### Job
Images are not part of the copy; write out the rest of the data exactly as given.

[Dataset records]

****************

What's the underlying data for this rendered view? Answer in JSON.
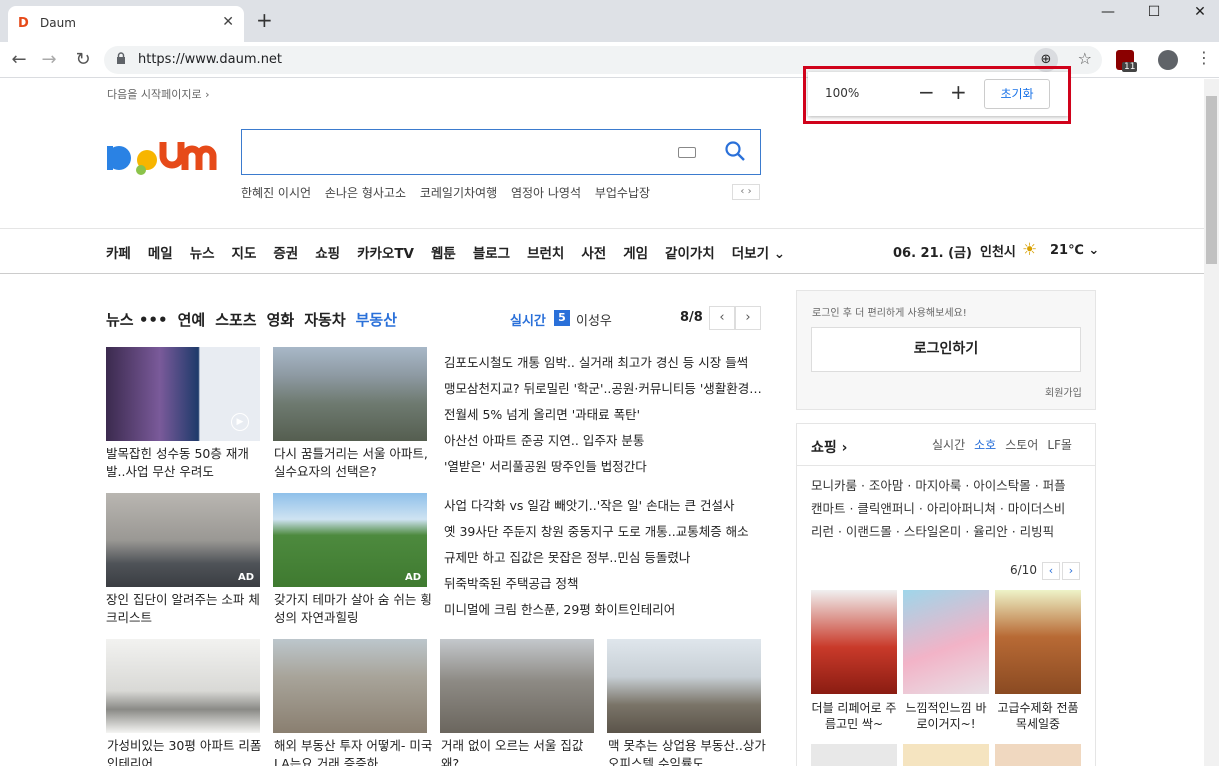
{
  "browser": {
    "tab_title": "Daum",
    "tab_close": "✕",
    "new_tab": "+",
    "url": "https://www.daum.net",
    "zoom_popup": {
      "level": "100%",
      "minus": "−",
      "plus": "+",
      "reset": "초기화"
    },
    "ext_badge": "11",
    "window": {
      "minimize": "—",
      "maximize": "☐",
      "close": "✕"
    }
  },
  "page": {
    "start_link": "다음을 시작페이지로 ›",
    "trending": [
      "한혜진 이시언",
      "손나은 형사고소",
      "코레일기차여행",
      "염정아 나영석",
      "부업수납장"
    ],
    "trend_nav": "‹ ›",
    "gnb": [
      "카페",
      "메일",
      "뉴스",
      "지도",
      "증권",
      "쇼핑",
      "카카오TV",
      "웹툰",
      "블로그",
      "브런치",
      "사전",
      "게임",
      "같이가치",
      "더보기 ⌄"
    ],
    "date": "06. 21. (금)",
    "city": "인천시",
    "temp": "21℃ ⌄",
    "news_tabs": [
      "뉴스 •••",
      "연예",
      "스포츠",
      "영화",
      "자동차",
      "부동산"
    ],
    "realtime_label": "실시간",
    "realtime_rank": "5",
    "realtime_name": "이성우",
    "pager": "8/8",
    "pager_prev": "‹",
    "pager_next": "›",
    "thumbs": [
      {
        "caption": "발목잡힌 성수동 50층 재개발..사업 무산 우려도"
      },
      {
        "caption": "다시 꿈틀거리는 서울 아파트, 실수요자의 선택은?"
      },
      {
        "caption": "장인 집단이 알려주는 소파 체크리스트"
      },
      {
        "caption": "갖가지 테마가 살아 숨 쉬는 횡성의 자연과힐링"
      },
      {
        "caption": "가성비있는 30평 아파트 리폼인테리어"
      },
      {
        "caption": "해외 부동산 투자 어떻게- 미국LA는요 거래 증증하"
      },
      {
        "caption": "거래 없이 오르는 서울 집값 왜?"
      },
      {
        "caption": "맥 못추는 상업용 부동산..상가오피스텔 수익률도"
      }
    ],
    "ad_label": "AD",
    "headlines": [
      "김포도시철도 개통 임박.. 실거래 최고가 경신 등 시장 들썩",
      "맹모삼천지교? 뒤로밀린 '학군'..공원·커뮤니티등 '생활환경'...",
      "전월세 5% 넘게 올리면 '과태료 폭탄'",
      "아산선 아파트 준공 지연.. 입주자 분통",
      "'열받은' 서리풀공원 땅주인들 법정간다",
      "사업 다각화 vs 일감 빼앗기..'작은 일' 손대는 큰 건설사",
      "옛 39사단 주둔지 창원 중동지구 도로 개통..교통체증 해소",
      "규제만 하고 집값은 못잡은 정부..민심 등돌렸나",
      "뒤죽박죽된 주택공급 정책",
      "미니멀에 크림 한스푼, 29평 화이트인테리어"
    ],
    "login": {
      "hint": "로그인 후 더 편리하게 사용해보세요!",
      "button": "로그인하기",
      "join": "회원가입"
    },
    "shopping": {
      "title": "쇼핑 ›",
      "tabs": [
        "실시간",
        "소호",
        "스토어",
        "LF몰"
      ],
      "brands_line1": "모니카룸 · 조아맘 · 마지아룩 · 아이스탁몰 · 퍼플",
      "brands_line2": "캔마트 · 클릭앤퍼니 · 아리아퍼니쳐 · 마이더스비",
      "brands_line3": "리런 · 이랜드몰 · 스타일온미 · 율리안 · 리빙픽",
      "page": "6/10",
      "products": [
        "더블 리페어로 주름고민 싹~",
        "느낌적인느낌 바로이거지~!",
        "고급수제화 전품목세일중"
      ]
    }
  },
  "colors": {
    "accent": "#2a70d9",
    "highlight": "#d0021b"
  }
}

****************

### Answer for the task
What's the underlying data for this rendered view? Answer in JSON.
{
  "browser": {
    "tab_title": "Daum",
    "tab_close": "✕",
    "new_tab": "+",
    "url": "https://www.daum.net",
    "zoom_popup": {
      "level": "100%",
      "minus": "−",
      "plus": "+",
      "reset": "초기화"
    },
    "ext_badge": "11",
    "window": {
      "minimize": "—",
      "maximize": "☐",
      "close": "✕"
    }
  },
  "page": {
    "start_link": "다음을 시작페이지로 ›",
    "trending": [
      "한혜진 이시언",
      "손나은 형사고소",
      "코레일기차여행",
      "염정아 나영석",
      "부업수납장"
    ],
    "trend_nav": "‹ ›",
    "gnb": [
      "카페",
      "메일",
      "뉴스",
      "지도",
      "증권",
      "쇼핑",
      "카카오TV",
      "웹툰",
      "블로그",
      "브런치",
      "사전",
      "게임",
      "같이가치",
      "더보기 ⌄"
    ],
    "date": "06. 21. (금)",
    "city": "인천시",
    "temp": "21℃ ⌄",
    "news_tabs": [
      "뉴스 •••",
      "연예",
      "스포츠",
      "영화",
      "자동차",
      "부동산"
    ],
    "realtime_label": "실시간",
    "realtime_rank": "5",
    "realtime_name": "이성우",
    "pager": "8/8",
    "pager_prev": "‹",
    "pager_next": "›",
    "thumbs": [
      {
        "caption": "발목잡힌 성수동 50층 재개발..사업 무산 우려도"
      },
      {
        "caption": "다시 꿈틀거리는 서울 아파트, 실수요자의 선택은?"
      },
      {
        "caption": "장인 집단이 알려주는 소파 체크리스트"
      },
      {
        "caption": "갖가지 테마가 살아 숨 쉬는 횡성의 자연과힐링"
      },
      {
        "caption": "가성비있는 30평 아파트 리폼인테리어"
      },
      {
        "caption": "해외 부동산 투자 어떻게- 미국LA는요 거래 증증하"
      },
      {
        "caption": "거래 없이 오르는 서울 집값 왜?"
      },
      {
        "caption": "맥 못추는 상업용 부동산..상가오피스텔 수익률도"
      }
    ],
    "ad_label": "AD",
    "headlines": [
      "김포도시철도 개통 임박.. 실거래 최고가 경신 등 시장 들썩",
      "맹모삼천지교? 뒤로밀린 '학군'..공원·커뮤니티등 '생활환경'...",
      "전월세 5% 넘게 올리면 '과태료 폭탄'",
      "아산선 아파트 준공 지연.. 입주자 분통",
      "'열받은' 서리풀공원 땅주인들 법정간다",
      "사업 다각화 vs 일감 빼앗기..'작은 일' 손대는 큰 건설사",
      "옛 39사단 주둔지 창원 중동지구 도로 개통..교통체증 해소",
      "규제만 하고 집값은 못잡은 정부..민심 등돌렸나",
      "뒤죽박죽된 주택공급 정책",
      "미니멀에 크림 한스푼, 29평 화이트인테리어"
    ],
    "login": {
      "hint": "로그인 후 더 편리하게 사용해보세요!",
      "button": "로그인하기",
      "join": "회원가입"
    },
    "shopping": {
      "title": "쇼핑 ›",
      "tabs": [
        "실시간",
        "소호",
        "스토어",
        "LF몰"
      ],
      "brands_line1": "모니카룸 · 조아맘 · 마지아룩 · 아이스탁몰 · 퍼플",
      "brands_line2": "캔마트 · 클릭앤퍼니 · 아리아퍼니쳐 · 마이더스비",
      "brands_line3": "리런 · 이랜드몰 · 스타일온미 · 율리안 · 리빙픽",
      "page": "6/10",
      "products": [
        "더블 리페어로 주름고민 싹~",
        "느낌적인느낌 바로이거지~!",
        "고급수제화 전품목세일중"
      ]
    }
  },
  "colors": {
    "accent": "#2a70d9",
    "highlight": "#d0021b"
  }
}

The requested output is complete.